** BEGIN **

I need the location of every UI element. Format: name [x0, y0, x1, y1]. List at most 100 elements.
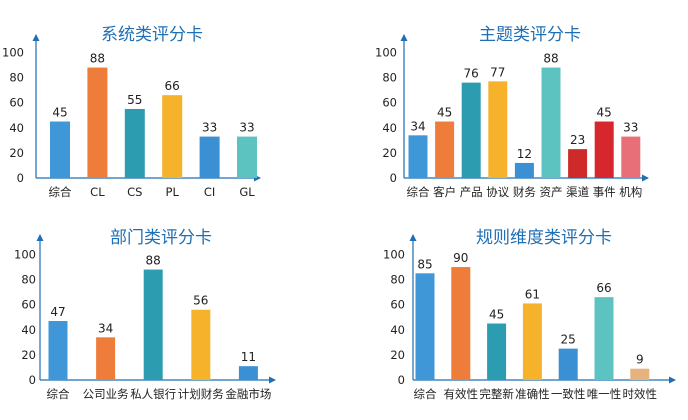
category-label: PL: [166, 185, 180, 199]
value-label: 23: [570, 133, 585, 147]
value-label: 76: [464, 67, 479, 81]
bar: [621, 136, 641, 178]
bar: [514, 162, 534, 178]
chart-title: 系统类评分卡: [101, 25, 203, 45]
y-tick-label: 40: [21, 323, 36, 337]
category-label: 金融市场: [225, 387, 271, 401]
y-tick-label: 40: [390, 323, 405, 337]
bar: [162, 95, 183, 178]
value-label: 45: [489, 308, 504, 322]
chart-3: 部门类评分卡 0 20 40 60 80 100 47 综合 34 公司业务 88 私人银行 56 计划财务…: [14, 228, 276, 401]
value-label: 45: [437, 106, 452, 120]
category-label: 公司业务: [83, 387, 129, 401]
y-tick-label: 100: [2, 46, 24, 60]
y-tick-label: 0: [17, 171, 24, 185]
category-label: 计划财务: [178, 387, 224, 401]
category-label: 私人银行: [130, 387, 176, 401]
category-label: 时效性: [623, 387, 658, 401]
value-label: 88: [90, 52, 105, 66]
category-label: CL: [90, 185, 105, 199]
value-label: 33: [239, 121, 254, 135]
bar: [143, 269, 163, 380]
bar: [541, 67, 561, 178]
value-label: 12: [517, 147, 532, 161]
chart-2: 主题类评分卡 0 20 40 60 80 100 34 综合 45 客户 76 产品 77 协议 12 财务 88…: [375, 25, 649, 199]
chart-1: 系统类评分卡 0 20 40 60 80 100 45 综合 88 CL 55 CS 66 PL 33 CI 33…: [2, 25, 261, 199]
bar: [522, 303, 542, 380]
y-axis-arrow: [36, 234, 44, 241]
y-tick-label: 60: [390, 298, 405, 312]
value-label: 66: [165, 79, 180, 93]
y-tick-label: 80: [9, 71, 24, 85]
category-label: 事件: [593, 185, 616, 199]
bar: [50, 121, 70, 178]
chart-title: 规则维度类评分卡: [476, 228, 612, 248]
y-tick-label: 80: [382, 71, 397, 85]
y-tick-label: 20: [9, 146, 24, 160]
value-label: 25: [561, 333, 576, 347]
y-tick-label: 80: [21, 273, 36, 287]
category-label: 渠道: [566, 185, 589, 199]
bar: [48, 321, 68, 380]
bar: [594, 297, 614, 380]
y-tick-label: 60: [9, 96, 24, 110]
bar: [630, 368, 650, 380]
value-label: 88: [543, 52, 558, 66]
value-label: 34: [98, 321, 113, 335]
value-label: 88: [146, 254, 161, 268]
category-label: 综合: [47, 387, 70, 401]
value-label: 45: [597, 106, 612, 120]
bar: [238, 366, 258, 380]
category-label: 综合: [414, 387, 437, 401]
y-tick-label: 80: [390, 273, 405, 287]
y-tick-label: 60: [21, 298, 36, 312]
chart-title: 部门类评分卡: [110, 228, 212, 248]
bar: [461, 82, 481, 178]
chart-title: 主题类评分卡: [479, 25, 581, 45]
y-tick-label: 100: [375, 46, 397, 60]
y-tick-label: 100: [383, 248, 405, 262]
y-tick-label: 0: [390, 171, 397, 185]
value-label: 33: [202, 121, 217, 135]
category-label: 一致性: [551, 387, 586, 401]
category-label: 准确性: [515, 387, 550, 401]
bar: [408, 135, 428, 178]
bar: [594, 121, 614, 178]
category-label: 有效性: [444, 387, 479, 401]
value-label: 85: [417, 257, 432, 271]
value-label: 34: [410, 119, 425, 133]
bar: [487, 323, 507, 380]
value-label: 56: [193, 294, 208, 308]
bar: [435, 121, 455, 178]
bar: [451, 267, 471, 380]
y-tick-label: 0: [29, 373, 36, 387]
category-label: 唯一性: [587, 387, 622, 401]
value-label: 47: [50, 305, 65, 319]
y-tick-label: 20: [382, 146, 397, 160]
category-label: 客户: [433, 185, 456, 199]
value-label: 33: [623, 121, 638, 135]
bar: [237, 136, 257, 178]
y-axis-arrow: [32, 34, 40, 41]
y-tick-label: 60: [382, 96, 397, 110]
x-axis-arrow: [642, 174, 649, 182]
bar: [191, 309, 211, 380]
category-label: 产品: [460, 185, 483, 199]
value-label: 9: [636, 353, 644, 367]
value-label: 77: [490, 65, 505, 79]
value-label: 11: [241, 350, 256, 364]
category-label: CS: [127, 185, 142, 199]
y-tick-label: 0: [398, 373, 405, 387]
bar: [558, 348, 578, 380]
y-tick-label: 40: [382, 121, 397, 135]
category-label: 完整新: [479, 387, 514, 401]
y-tick-label: 100: [14, 248, 36, 262]
bar: [415, 273, 435, 380]
category-label: CI: [204, 185, 215, 199]
x-axis-arrow: [669, 376, 676, 384]
y-axis-arrow: [400, 34, 408, 41]
category-label: 机构: [619, 185, 642, 199]
bar: [96, 337, 116, 380]
bar: [87, 67, 108, 178]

** END **

TASK DESCRIPTION:
Return every line of the records above word for word, but leave out the picture.

RESULT OF THIS TASK:
I need the location of every UI element. Format: name [x0, y0, x1, y1]. List at most 100 elements.
category-label: PL: [166, 185, 180, 199]
value-label: 23: [570, 133, 585, 147]
value-label: 76: [464, 67, 479, 81]
bar: [621, 136, 641, 178]
bar: [514, 162, 534, 178]
chart-title: 系统类评分卡: [101, 25, 203, 45]
y-tick-label: 40: [21, 323, 36, 337]
category-label: 金融市场: [225, 387, 271, 401]
y-tick-label: 40: [390, 323, 405, 337]
bar: [162, 95, 183, 178]
value-label: 45: [489, 308, 504, 322]
chart-3: 部门类评分卡 0 20 40 60 80 100 47 综合 34 公司业务 88 私人银行 56 计划财务…: [14, 228, 276, 401]
value-label: 45: [437, 106, 452, 120]
category-label: 公司业务: [83, 387, 129, 401]
y-tick-label: 100: [2, 46, 24, 60]
y-tick-label: 0: [17, 171, 24, 185]
category-label: 计划财务: [178, 387, 224, 401]
category-label: 私人银行: [130, 387, 176, 401]
category-label: 时效性: [623, 387, 658, 401]
value-label: 88: [90, 52, 105, 66]
category-label: CL: [90, 185, 105, 199]
value-label: 33: [239, 121, 254, 135]
bar: [143, 269, 163, 380]
bar: [541, 67, 561, 178]
value-label: 12: [517, 147, 532, 161]
chart-2: 主题类评分卡 0 20 40 60 80 100 34 综合 45 客户 76 产品 77 协议 12 财务 88…: [375, 25, 649, 199]
chart-1: 系统类评分卡 0 20 40 60 80 100 45 综合 88 CL 55 CS 66 PL 33 CI 33…: [2, 25, 261, 199]
bar: [522, 303, 542, 380]
y-axis-arrow: [36, 234, 44, 241]
y-tick-label: 60: [390, 298, 405, 312]
value-label: 66: [165, 79, 180, 93]
y-tick-label: 80: [9, 71, 24, 85]
category-label: 事件: [593, 185, 616, 199]
bar: [50, 121, 70, 178]
chart-title: 规则维度类评分卡: [476, 228, 612, 248]
y-tick-label: 80: [382, 71, 397, 85]
y-tick-label: 20: [9, 146, 24, 160]
value-label: 25: [561, 333, 576, 347]
y-tick-label: 80: [21, 273, 36, 287]
category-label: 渠道: [566, 185, 589, 199]
bar: [48, 321, 68, 380]
bar: [594, 297, 614, 380]
y-tick-label: 60: [9, 96, 24, 110]
bar: [630, 368, 650, 380]
value-label: 88: [543, 52, 558, 66]
value-label: 34: [98, 321, 113, 335]
value-label: 88: [146, 254, 161, 268]
category-label: 综合: [47, 387, 70, 401]
value-label: 45: [597, 106, 612, 120]
bar: [238, 366, 258, 380]
category-label: 综合: [414, 387, 437, 401]
y-tick-label: 80: [390, 273, 405, 287]
y-tick-label: 60: [21, 298, 36, 312]
chart-title: 部门类评分卡: [110, 228, 212, 248]
bar: [461, 82, 481, 178]
chart-title: 主题类评分卡: [479, 25, 581, 45]
y-tick-label: 100: [375, 46, 397, 60]
y-tick-label: 100: [383, 248, 405, 262]
y-tick-label: 0: [390, 171, 397, 185]
value-label: 33: [202, 121, 217, 135]
category-label: 一致性: [551, 387, 586, 401]
category-label: 准确性: [515, 387, 550, 401]
bar: [408, 135, 428, 178]
bar: [594, 121, 614, 178]
category-label: 有效性: [444, 387, 479, 401]
value-label: 85: [417, 257, 432, 271]
value-label: 34: [410, 119, 425, 133]
bar: [487, 323, 507, 380]
value-label: 56: [193, 294, 208, 308]
bar: [435, 121, 455, 178]
bar: [451, 267, 471, 380]
y-tick-label: 0: [29, 373, 36, 387]
category-label: 唯一性: [587, 387, 622, 401]
value-label: 47: [50, 305, 65, 319]
y-tick-label: 20: [382, 146, 397, 160]
category-label: 客户: [433, 185, 456, 199]
value-label: 33: [623, 121, 638, 135]
bar: [237, 136, 257, 178]
y-axis-arrow: [32, 34, 40, 41]
y-tick-label: 60: [382, 96, 397, 110]
x-axis-arrow: [642, 174, 649, 182]
bar: [191, 309, 211, 380]
category-label: 产品: [460, 185, 483, 199]
value-label: 9: [636, 353, 644, 367]
value-label: 77: [490, 65, 505, 79]
value-label: 11: [241, 350, 256, 364]
category-label: CS: [127, 185, 142, 199]
y-tick-label: 0: [398, 373, 405, 387]
bar: [558, 348, 578, 380]
y-tick-label: 40: [382, 121, 397, 135]
category-label: 完整新: [479, 387, 514, 401]
y-tick-label: 100: [14, 248, 36, 262]
bar: [415, 273, 435, 380]
category-label: CI: [204, 185, 215, 199]
x-axis-arrow: [669, 376, 676, 384]
y-axis-arrow: [400, 34, 408, 41]
category-label: 机构: [619, 185, 642, 199]
bar: [96, 337, 116, 380]
bar: [87, 67, 108, 178]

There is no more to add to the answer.